▸ Objective
Set the following entries down again exactly, line by line.

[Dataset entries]
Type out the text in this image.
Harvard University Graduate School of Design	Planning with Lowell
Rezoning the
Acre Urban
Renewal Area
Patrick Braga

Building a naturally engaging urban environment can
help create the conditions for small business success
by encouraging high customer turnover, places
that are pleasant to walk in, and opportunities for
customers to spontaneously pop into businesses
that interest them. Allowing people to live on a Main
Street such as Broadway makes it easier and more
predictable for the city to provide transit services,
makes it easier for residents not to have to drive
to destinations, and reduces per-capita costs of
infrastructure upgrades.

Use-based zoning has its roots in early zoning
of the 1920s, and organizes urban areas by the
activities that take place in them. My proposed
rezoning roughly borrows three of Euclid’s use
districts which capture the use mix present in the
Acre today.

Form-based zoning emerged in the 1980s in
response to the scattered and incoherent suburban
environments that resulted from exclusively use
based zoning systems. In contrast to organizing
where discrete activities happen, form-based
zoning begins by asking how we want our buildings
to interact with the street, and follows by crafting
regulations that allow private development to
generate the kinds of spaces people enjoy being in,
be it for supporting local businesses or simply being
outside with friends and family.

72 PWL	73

▸ Exercise output
Type out the text in this image.
Harvard University Graduate School of Design	Planning with Lowell
Rezoning the
Acre Urban
Renewal Area
Patrick Braga

Building a naturally engaging urban environment can
help create the conditions for small business success
by encouraging high customer turnover, places
that are pleasant to walk in, and opportunities for
customers to spontaneously pop into businesses
that interest them. Allowing people to live on a Main
Street such as Broadway makes it easier and more
predictable for the city to provide transit services,
makes it easier for residents not to have to drive
to destinations, and reduces per-capita costs of
infrastructure upgrades.

Use-based zoning has its roots in early zoning
of the 1920s, and organizes urban areas by the
activities that take place in them. My proposed
rezoning roughly borrows three of Euclid’s use
districts which capture the use mix present in the
Acre today.

Form-based zoning emerged in the 1980s in
response to the scattered and incoherent suburban
environments that resulted from exclusively use
based zoning systems. In contrast to organizing
where discrete activities happen, form-based
zoning begins by asking how we want our buildings
to interact with the street, and follows by crafting
regulations that allow private development to
generate the kinds of spaces people enjoy being in,
be it for supporting local businesses or simply being
outside with friends and family.

72 PWL	73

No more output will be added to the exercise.